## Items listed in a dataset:
+---+

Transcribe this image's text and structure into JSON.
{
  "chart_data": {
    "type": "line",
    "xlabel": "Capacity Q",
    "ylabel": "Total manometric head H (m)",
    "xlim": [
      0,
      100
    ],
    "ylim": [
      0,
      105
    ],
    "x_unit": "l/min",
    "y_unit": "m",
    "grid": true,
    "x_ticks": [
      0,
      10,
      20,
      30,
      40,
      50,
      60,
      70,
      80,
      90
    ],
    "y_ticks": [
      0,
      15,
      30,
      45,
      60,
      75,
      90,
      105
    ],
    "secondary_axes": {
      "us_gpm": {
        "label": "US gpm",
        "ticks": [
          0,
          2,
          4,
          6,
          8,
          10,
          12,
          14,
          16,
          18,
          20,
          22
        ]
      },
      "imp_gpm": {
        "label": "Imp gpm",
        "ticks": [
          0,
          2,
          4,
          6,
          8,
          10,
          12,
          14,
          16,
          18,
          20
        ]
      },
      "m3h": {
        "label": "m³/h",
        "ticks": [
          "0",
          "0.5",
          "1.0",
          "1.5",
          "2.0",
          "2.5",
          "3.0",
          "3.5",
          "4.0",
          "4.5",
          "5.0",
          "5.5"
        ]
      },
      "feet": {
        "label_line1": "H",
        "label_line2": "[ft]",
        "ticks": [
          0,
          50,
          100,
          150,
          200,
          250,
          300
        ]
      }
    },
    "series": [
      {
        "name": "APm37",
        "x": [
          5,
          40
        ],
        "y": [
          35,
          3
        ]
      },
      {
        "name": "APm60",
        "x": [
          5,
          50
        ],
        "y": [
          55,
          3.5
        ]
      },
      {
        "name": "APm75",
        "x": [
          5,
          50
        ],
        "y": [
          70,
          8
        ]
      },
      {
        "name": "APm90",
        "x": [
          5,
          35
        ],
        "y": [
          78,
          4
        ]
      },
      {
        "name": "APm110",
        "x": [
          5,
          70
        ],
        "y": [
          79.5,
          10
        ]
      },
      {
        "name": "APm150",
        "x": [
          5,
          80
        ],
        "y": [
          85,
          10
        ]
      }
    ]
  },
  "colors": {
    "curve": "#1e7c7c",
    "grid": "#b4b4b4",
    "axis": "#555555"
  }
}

+---+

## WHAT THE EXERCISE ASKS:
Among the lines of the data, identify those with the word "name". Copy each of them.

## ANSWER FOR THIS EXERCISE:
        "name": "APm37",
        "name": "APm60",
        "name": "APm75",
        "name": "APm90",
        "name": "APm110",
        "name": "APm150",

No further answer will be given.